● Problem to solve
Without the pictures, copy the entries below word for word.

● Provided data
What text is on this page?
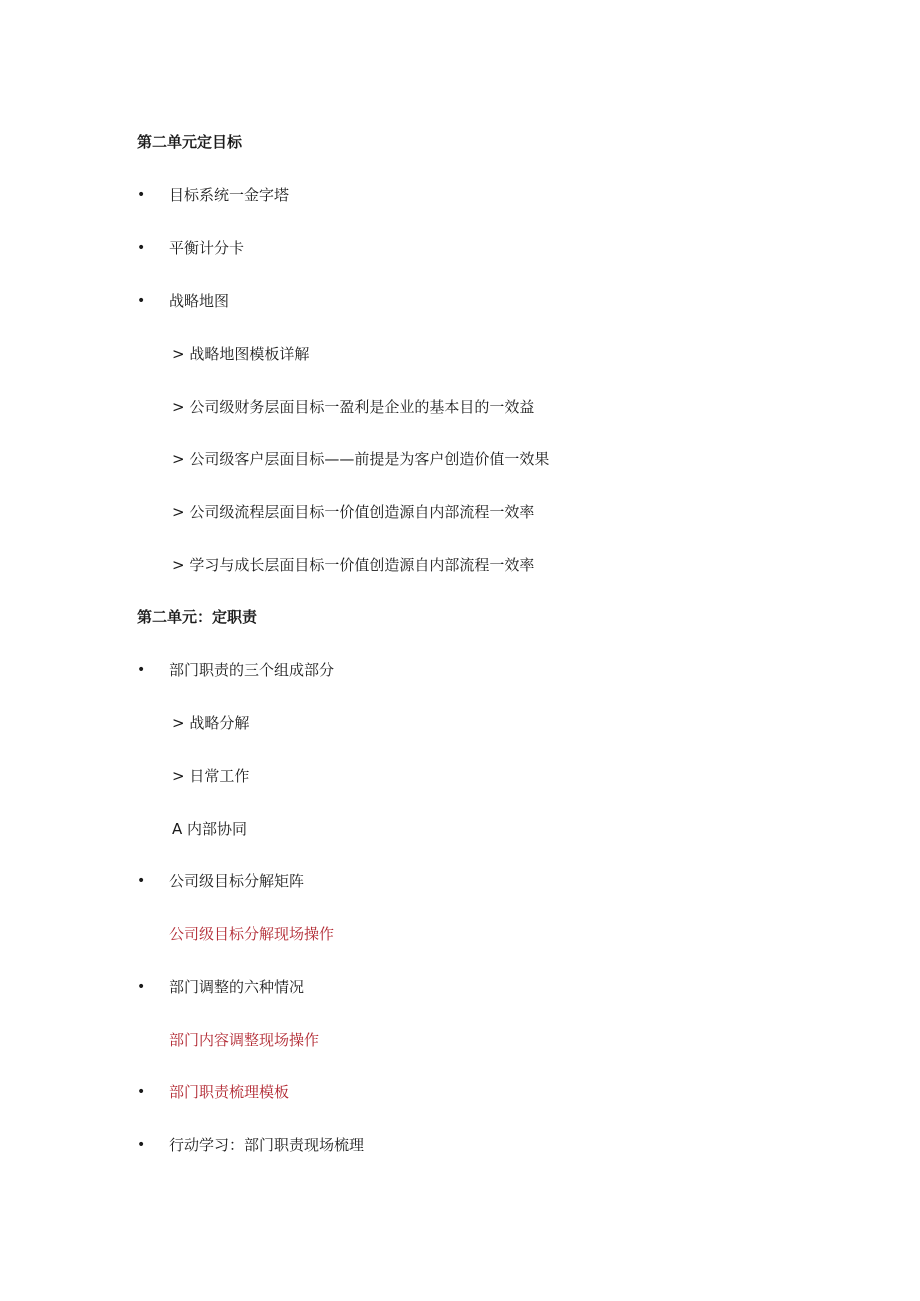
第二单元定目标
• 目标系统一金字塔
• 平衡计分卡
• 战略地图
> 战略地图模板详解
> 公司级财务层面目标一盈利是企业的基本目的一效益
> 公司级客户层面目标——前提是为客户创造价值一效果
> 公司级流程层面目标一价值创造源自内部流程一效率
> 学习与成长层面目标一价值创造源自内部流程一效率
第二单元：定职责
• 部门职责的三个组成部分
> 战略分解
> 日常工作
A 内部协同
• 公司级目标分解矩阵
公司级目标分解现场操作
• 部门调整的六种情况
部门内容调整现场操作
• 部门职责梳理模板
• 行动学习：部门职责现场梳理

● Expected output
What text is on this page?
第二单元定目标
• 目标系统一金字塔
• 平衡计分卡
• 战略地图
> 战略地图模板详解
> 公司级财务层面目标一盈利是企业的基本目的一效益
> 公司级客户层面目标——前提是为客户创造价值一效果
> 公司级流程层面目标一价值创造源自内部流程一效率
> 学习与成长层面目标一价值创造源自内部流程一效率
第二单元：定职责
• 部门职责的三个组成部分
> 战略分解
> 日常工作
A 内部协同
• 公司级目标分解矩阵
公司级目标分解现场操作
• 部门调整的六种情况
部门内容调整现场操作
• 部门职责梳理模板
• 行动学习：部门职责现场梳理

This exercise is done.